#### EXTRACTED RECORDS:
● ● ● ●

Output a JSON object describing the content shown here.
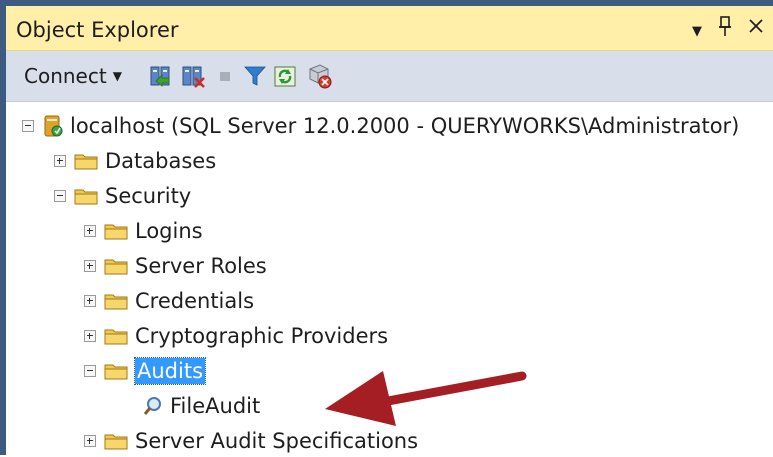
{
  "panel": {
    "title": "Object Explorer",
    "dropdown_icon": "▼",
    "pin_icon": "📌",
    "close_icon": "✕"
  },
  "toolbar": {
    "connect_label": "Connect",
    "icons": [
      "connect-icon",
      "disconnect-icon",
      "stop-icon",
      "filter-icon",
      "refresh-icon",
      "activity-monitor-icon"
    ]
  },
  "tree": {
    "root": "localhost (SQL Server 12.0.2000 - QUERYWORKS\\Administrator)",
    "databases": "Databases",
    "security": "Security",
    "logins": "Logins",
    "server_roles": "Server Roles",
    "credentials": "Credentials",
    "crypto_providers": "Cryptographic Providers",
    "audits": "Audits",
    "file_audit": "FileAudit",
    "server_audit_specs": "Server Audit Specifications"
  },
  "annotation": {
    "arrow_color": "#a51e23"
  },
  "colors": {
    "frame": "#3d5a80",
    "title_bg": "#ffefa8",
    "toolbar_bg": "#d8deea",
    "selection": "#3399ff"
  }
}
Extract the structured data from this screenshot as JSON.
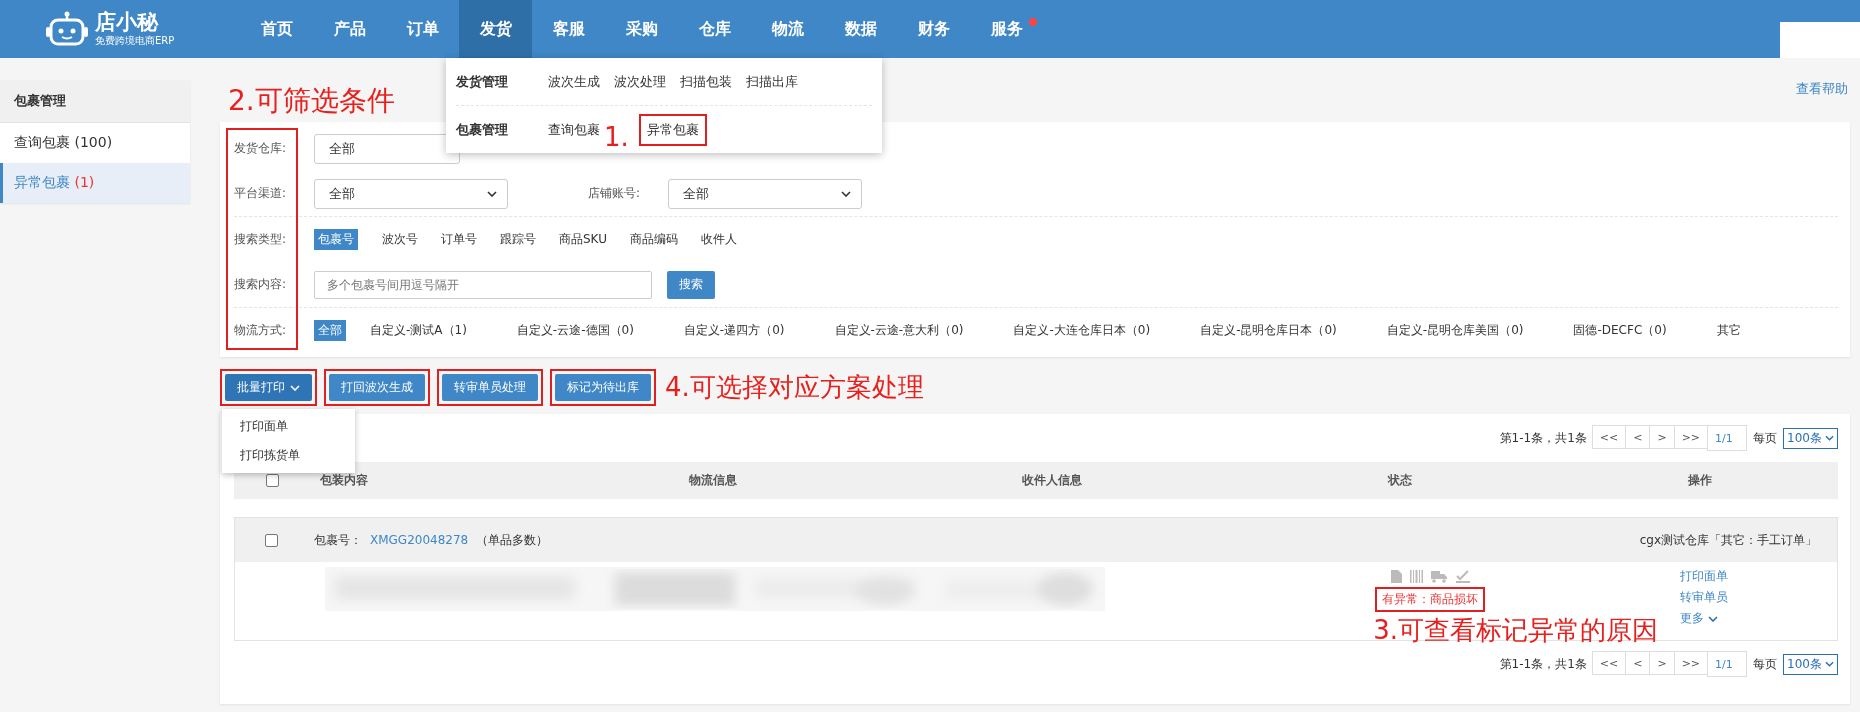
{
  "header": {
    "logo": {
      "name": "店小秘",
      "tagline": "免费跨境电商ERP"
    },
    "nav": [
      {
        "label": "首页",
        "selected": false,
        "notification": false
      },
      {
        "label": "产品",
        "selected": false,
        "notification": false
      },
      {
        "label": "订单",
        "selected": false,
        "notification": false
      },
      {
        "label": "发货",
        "selected": true,
        "notification": false
      },
      {
        "label": "客服",
        "selected": false,
        "notification": false
      },
      {
        "label": "采购",
        "selected": false,
        "notification": false
      },
      {
        "label": "仓库",
        "selected": false,
        "notification": false
      },
      {
        "label": "物流",
        "selected": false,
        "notification": false
      },
      {
        "label": "数据",
        "selected": false,
        "notification": false
      },
      {
        "label": "财务",
        "selected": false,
        "notification": false
      },
      {
        "label": "服务",
        "selected": false,
        "notification": true
      }
    ]
  },
  "nav_menu": {
    "groups": [
      {
        "title": "发货管理",
        "links": [
          {
            "label": "波次生成",
            "framed": false
          },
          {
            "label": "波次处理",
            "framed": false
          },
          {
            "label": "扫描包装",
            "framed": false
          },
          {
            "label": "扫描出库",
            "framed": false
          }
        ]
      },
      {
        "title": "包裹管理",
        "links": [
          {
            "label": "查询包裹",
            "framed": false
          },
          {
            "label": "异常包裹",
            "framed": true
          }
        ]
      }
    ]
  },
  "sidebar": {
    "title": "包裹管理",
    "items": [
      {
        "label": "查询包裹",
        "count": "(100)",
        "count_alert": false,
        "selected": false
      },
      {
        "label": "异常包裹",
        "count": "(1)",
        "count_alert": true,
        "selected": true
      }
    ]
  },
  "help_link": "查看帮助",
  "filters": {
    "warehouse": {
      "label": "发货仓库:",
      "value": "全部"
    },
    "platform": {
      "label": "平台渠道:",
      "value": "全部"
    },
    "shop": {
      "label": "店铺账号:",
      "value": "全部"
    },
    "search_type": {
      "label": "搜索类型:",
      "options": [
        {
          "label": "包裹号",
          "selected": true
        },
        {
          "label": "波次号",
          "selected": false
        },
        {
          "label": "订单号",
          "selected": false
        },
        {
          "label": "跟踪号",
          "selected": false
        },
        {
          "label": "商品SKU",
          "selected": false
        },
        {
          "label": "商品编码",
          "selected": false
        },
        {
          "label": "收件人",
          "selected": false
        }
      ]
    },
    "search_content": {
      "label": "搜索内容:",
      "placeholder": "多个包裹号间用逗号隔开",
      "button": "搜索"
    },
    "shipping": {
      "label": "物流方式:",
      "options": [
        {
          "label": "全部",
          "selected": true
        },
        {
          "label": "自定义-测试A（1)",
          "selected": false
        },
        {
          "label": "自定义-云途-德国（0)",
          "selected": false
        },
        {
          "label": "自定义-递四方（0)",
          "selected": false
        },
        {
          "label": "自定义-云途-意大利（0)",
          "selected": false
        },
        {
          "label": "自定义-大连仓库日本（0)",
          "selected": false
        },
        {
          "label": "自定义-昆明仓库日本（0)",
          "selected": false
        },
        {
          "label": "自定义-昆明仓库美国（0)",
          "selected": false
        },
        {
          "label": "固德-DECFC（0)",
          "selected": false
        },
        {
          "label": "其它",
          "selected": false
        }
      ]
    }
  },
  "actions": [
    {
      "label": "批量打印",
      "dropdown": true,
      "expanded": true,
      "menu": [
        "打印面单",
        "打印拣货单"
      ]
    },
    {
      "label": "打回波次生成"
    },
    {
      "label": "转审单员处理"
    },
    {
      "label": "标记为待出库"
    }
  ],
  "pager_top": {
    "summary": "第1-1条，共1条",
    "buttons": [
      "<<",
      "<",
      ">",
      ">>"
    ],
    "page": "1/1",
    "per_page_label": "每页",
    "per_page": "100条"
  },
  "table": {
    "select_all_checked": false,
    "columns": [
      "包装内容",
      "物流信息",
      "收件人信息",
      "状态",
      "操作"
    ],
    "rows": [
      {
        "checked": false,
        "package_label": "包裹号：",
        "package_id": "XMGG20048278",
        "note": "（单品多数）",
        "warehouse": "cgx测试仓库「其它：手工订单」",
        "content": {
          "kind": "picture"
        },
        "status": "有异常：商品损坏",
        "operations": [
          {
            "label": "打印面单"
          },
          {
            "label": "转审单员"
          },
          {
            "label": "更多",
            "caret": true
          }
        ]
      }
    ]
  },
  "pager_bottom": {
    "summary": "第1-1条，共1条",
    "buttons": [
      "<<",
      "<",
      ">",
      ">>"
    ],
    "page": "1/1",
    "per_page_label": "每页",
    "per_page": "100条"
  },
  "annotations": {
    "menu": "1.",
    "filters": "2.可筛选条件",
    "status": "3.可查看标记异常的原因",
    "actions": "4.可选择对应方案处理"
  }
}
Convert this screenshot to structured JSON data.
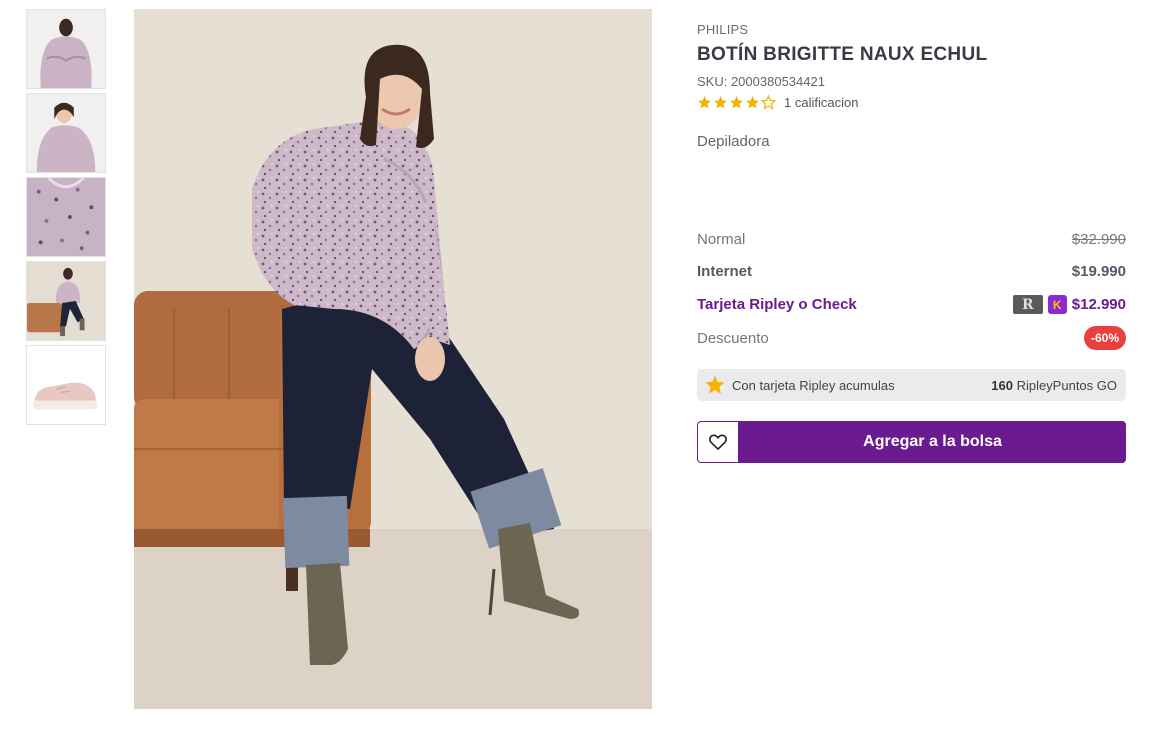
{
  "product": {
    "brand": "PHILIPS",
    "title": "BOTÍN BRIGITTE NAUX ECHUL",
    "sku": "SKU: 2000380534421",
    "rating_value": 4,
    "rating_max": 5,
    "rating_count": "1 calificacion",
    "subtitle": "Depiladora"
  },
  "prices": {
    "normal_label": "Normal",
    "normal_value": "$32.990",
    "internet_label": "Internet",
    "internet_value": "$19.990",
    "card_label": "Tarjeta Ripley o Check",
    "card_value": "$12.990",
    "discount_label": "Descuento",
    "discount_value": "-60%"
  },
  "points": {
    "text": "Con tarjeta Ripley acumulas",
    "amount": "160",
    "unit": "RipleyPuntos GO"
  },
  "actions": {
    "add_to_bag": "Agregar a la bolsa"
  },
  "icons": {
    "card_r": "R",
    "card_k": "K"
  },
  "colors": {
    "accent": "#6b1a8f",
    "discount": "#e8403c",
    "star": "#f5b301"
  }
}
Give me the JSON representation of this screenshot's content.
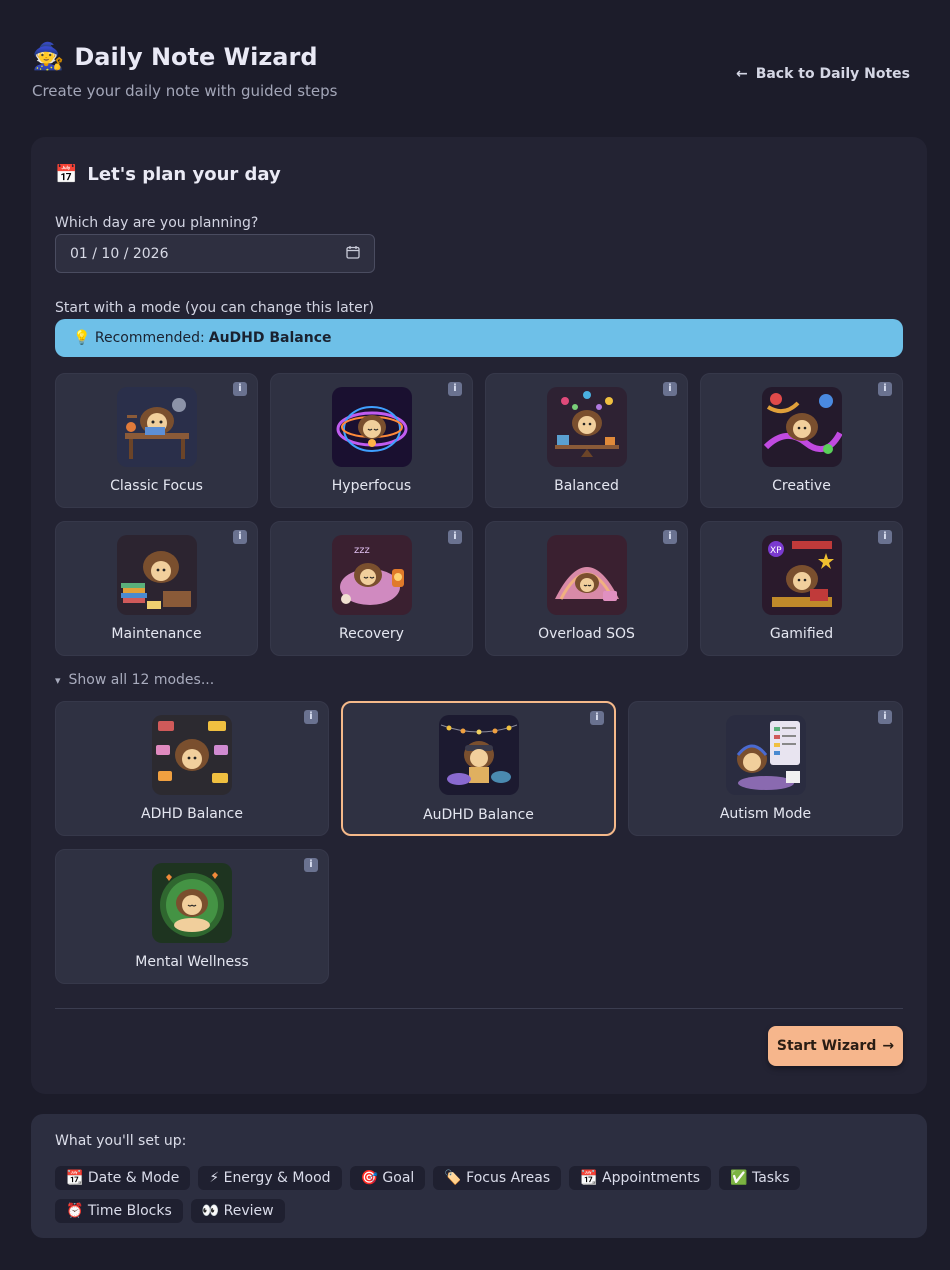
{
  "header": {
    "title_emoji": "🧙",
    "title": "Daily Note Wizard",
    "subtitle": "Create your daily note with guided steps",
    "back_arrow": "←",
    "back_label": "Back to Daily Notes"
  },
  "planner": {
    "heading_emoji": "📅",
    "heading": "Let's plan your day",
    "date_label": "Which day are you planning?",
    "date_value": "01 / 10 / 2026",
    "mode_label": "Start with a mode (you can change this later)",
    "recommend_prefix": "💡 Recommended:",
    "recommend_mode": "AuDHD Balance",
    "show_all": "Show all 12 modes...",
    "show_all_caret": "▾",
    "start_label": "Start Wizard",
    "start_arrow": "→"
  },
  "modes": [
    {
      "name": "Classic Focus",
      "icon": "hedgehog-desk-icon"
    },
    {
      "name": "Hyperfocus",
      "icon": "hedgehog-swirl-icon"
    },
    {
      "name": "Balanced",
      "icon": "hedgehog-juggle-icon"
    },
    {
      "name": "Creative",
      "icon": "hedgehog-paint-icon"
    },
    {
      "name": "Maintenance",
      "icon": "hedgehog-books-icon"
    },
    {
      "name": "Recovery",
      "icon": "hedgehog-sleep-icon"
    },
    {
      "name": "Overload SOS",
      "icon": "hedgehog-blanket-icon"
    },
    {
      "name": "Gamified",
      "icon": "hedgehog-levelup-icon"
    },
    {
      "name": "ADHD Balance",
      "icon": "hedgehog-notes-icon"
    },
    {
      "name": "AuDHD Balance",
      "icon": "hedgehog-lights-icon",
      "selected": true
    },
    {
      "name": "Autism Mode",
      "icon": "hedgehog-schedule-icon"
    },
    {
      "name": "Mental Wellness",
      "icon": "hedgehog-meditate-icon"
    }
  ],
  "info_glyph": "i",
  "setup": {
    "title": "What you'll set up:",
    "chips": [
      "📆 Date & Mode",
      "⚡ Energy & Mood",
      "🎯 Goal",
      "🏷️ Focus Areas",
      "📆 Appointments",
      "✅ Tasks",
      "⏰ Time Blocks",
      "👀 Review"
    ]
  },
  "colors": {
    "background": "#1c1c2a",
    "card": "#232333",
    "accent": "#f6b68c",
    "recommend": "#6ec0e8"
  }
}
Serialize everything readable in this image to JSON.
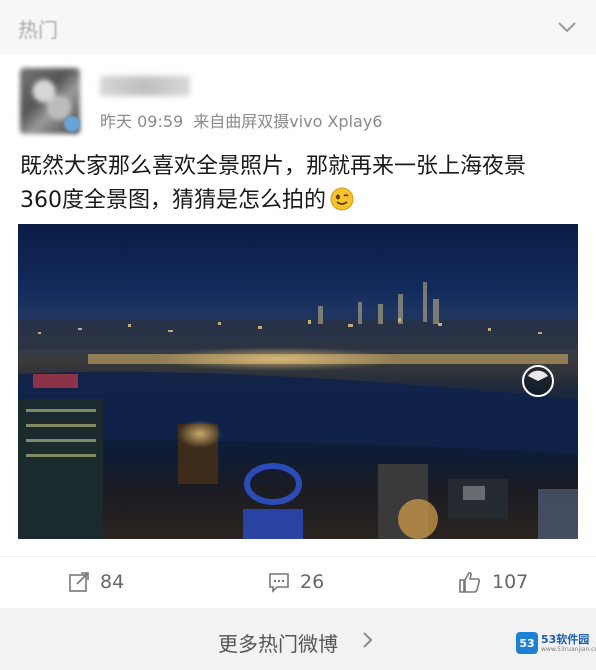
{
  "header": {
    "title": "热门",
    "chevron_icon": "chevron-down-icon"
  },
  "post": {
    "username_blurred": true,
    "time": "昨天 09:59",
    "source": "来自曲屏双摄vivo Xplay6",
    "text_line1": "既然大家那么喜欢全景照片，那就再来一张上海夜景",
    "text_line2": "360度全景图，猜猜是怎么拍的",
    "emoji": "smile-emoji-icon",
    "image": {
      "pano_icon": "panorama-360-icon"
    }
  },
  "actions": {
    "repost_count": "84",
    "comment_count": "26",
    "like_count": "107"
  },
  "footer": {
    "more_label": "更多热门微博"
  },
  "watermark": {
    "title": "53软件园",
    "url": "www.53ruanjian.com"
  },
  "colors": {
    "accent": "#1e7fd6",
    "meta_text": "#8a8a8a"
  }
}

● ● ● ●

#### SET PROBLEM:
State how many lines hold the word "status". The number is the whole answer.

#### WRITTEN RESPONSE:
2